* begin INFORMATION SHOWN *

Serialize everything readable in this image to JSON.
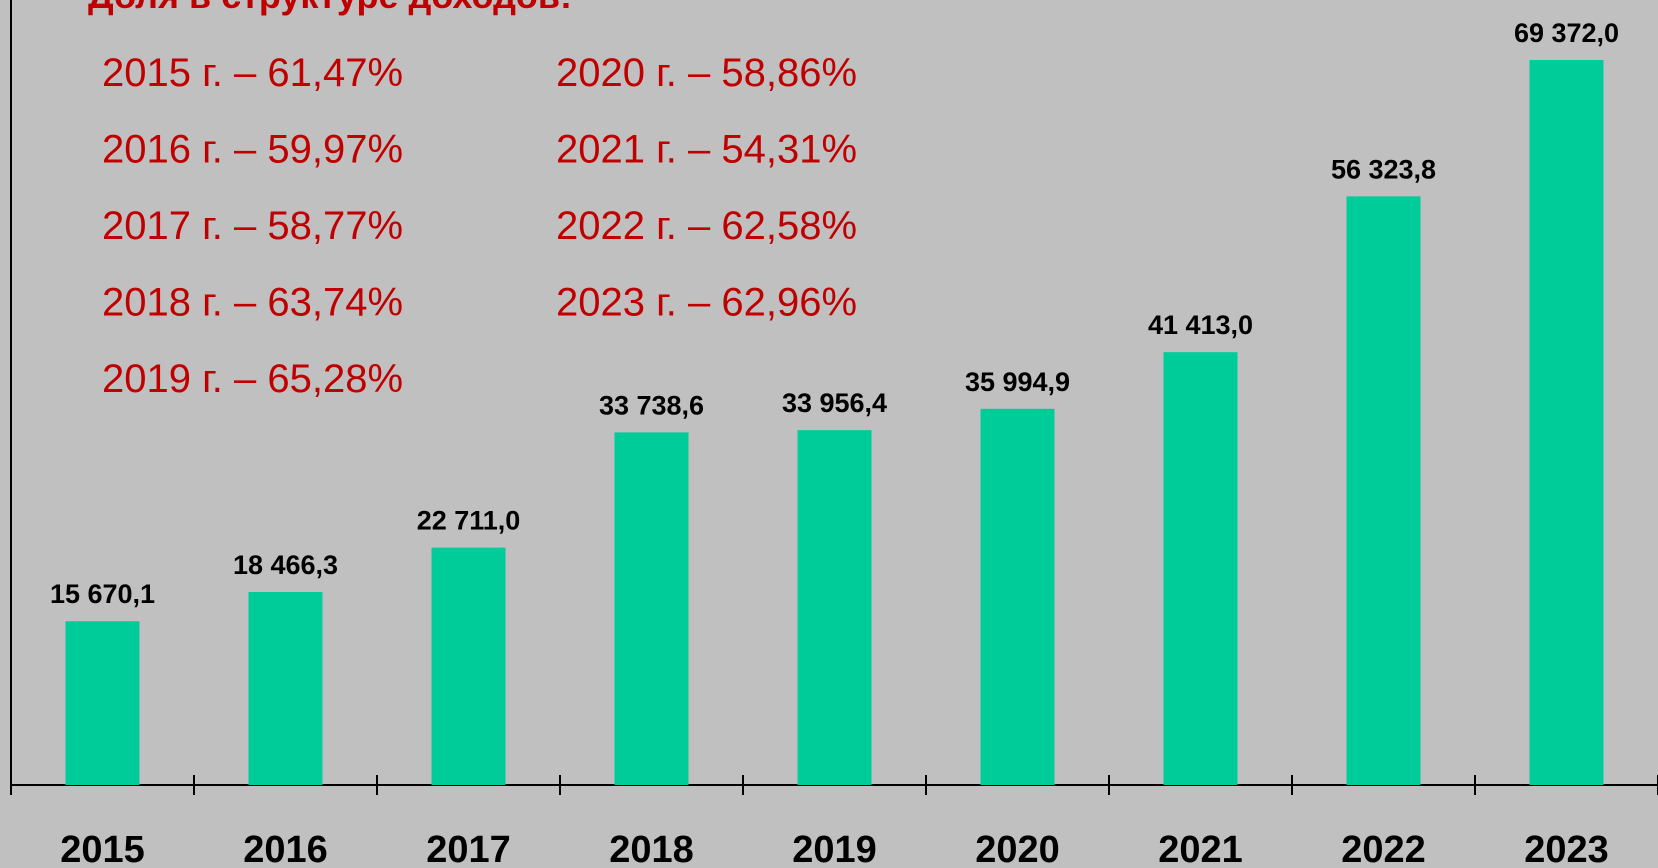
{
  "chart_data": {
    "type": "bar",
    "title": "Доля в структуре доходов:",
    "annotations": [
      "2015 г. – 61,47%",
      "2016 г. – 59,97%",
      "2017 г. – 58,77%",
      "2018 г. – 63,74%",
      "2019 г. – 65,28%",
      "2020 г. – 58,86%",
      "2021 г. – 54,31%",
      "2022 г. – 62,58%",
      "2023 г. – 62,96%"
    ],
    "categories": [
      "2015",
      "2016",
      "2017",
      "2018",
      "2019",
      "2020",
      "2021",
      "2022",
      "2023"
    ],
    "values": [
      15670.1,
      18466.3,
      22711.0,
      33738.6,
      33956.4,
      35994.9,
      41413.0,
      56323.8,
      69372.0
    ],
    "value_labels": [
      "15 670,1",
      "18 466,3",
      "22 711,0",
      "33 738,6",
      "33 956,4",
      "35 994,9",
      "41 413,0",
      "56 323,8",
      "69 372,0"
    ],
    "color": "#00cc99"
  }
}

* end INFORMATION SHOWN *

*TASK TO COMPLETE*:
Output all the records, word for word, with no pictures in the copy.

*ANSWER TO THIS PROBLEM*:
Serialize everything readable in this image to JSON.
{
  "chart_data": {
    "type": "bar",
    "title": "Доля в структуре доходов:",
    "annotations": [
      "2015 г. – 61,47%",
      "2016 г. – 59,97%",
      "2017 г. – 58,77%",
      "2018 г. – 63,74%",
      "2019 г. – 65,28%",
      "2020 г. – 58,86%",
      "2021 г. – 54,31%",
      "2022 г. – 62,58%",
      "2023 г. – 62,96%"
    ],
    "categories": [
      "2015",
      "2016",
      "2017",
      "2018",
      "2019",
      "2020",
      "2021",
      "2022",
      "2023"
    ],
    "values": [
      15670.1,
      18466.3,
      22711.0,
      33738.6,
      33956.4,
      35994.9,
      41413.0,
      56323.8,
      69372.0
    ],
    "value_labels": [
      "15 670,1",
      "18 466,3",
      "22 711,0",
      "33 738,6",
      "33 956,4",
      "35 994,9",
      "41 413,0",
      "56 323,8",
      "69 372,0"
    ],
    "color": "#00cc99"
  }
}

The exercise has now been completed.